*Problem requirements*.
Output solely the number of lines containing the string "instagram".

(Stored data)

┄┄┄┄┄┄┄┄┄┄┄┄┄┄┄┄┄┄┄┄

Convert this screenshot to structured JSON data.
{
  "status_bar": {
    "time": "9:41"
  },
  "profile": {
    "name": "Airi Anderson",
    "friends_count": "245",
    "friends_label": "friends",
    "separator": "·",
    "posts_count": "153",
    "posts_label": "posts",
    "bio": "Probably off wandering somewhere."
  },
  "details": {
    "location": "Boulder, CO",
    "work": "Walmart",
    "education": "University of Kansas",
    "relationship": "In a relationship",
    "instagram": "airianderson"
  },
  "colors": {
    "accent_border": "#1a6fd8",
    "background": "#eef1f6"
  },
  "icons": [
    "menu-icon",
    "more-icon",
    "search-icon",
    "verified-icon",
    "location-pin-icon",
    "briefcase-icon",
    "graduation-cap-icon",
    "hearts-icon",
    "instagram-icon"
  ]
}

┄┄┄┄┄┄┄┄┄┄┄┄┄┄┄┄┄┄┄┄

*Result*.
2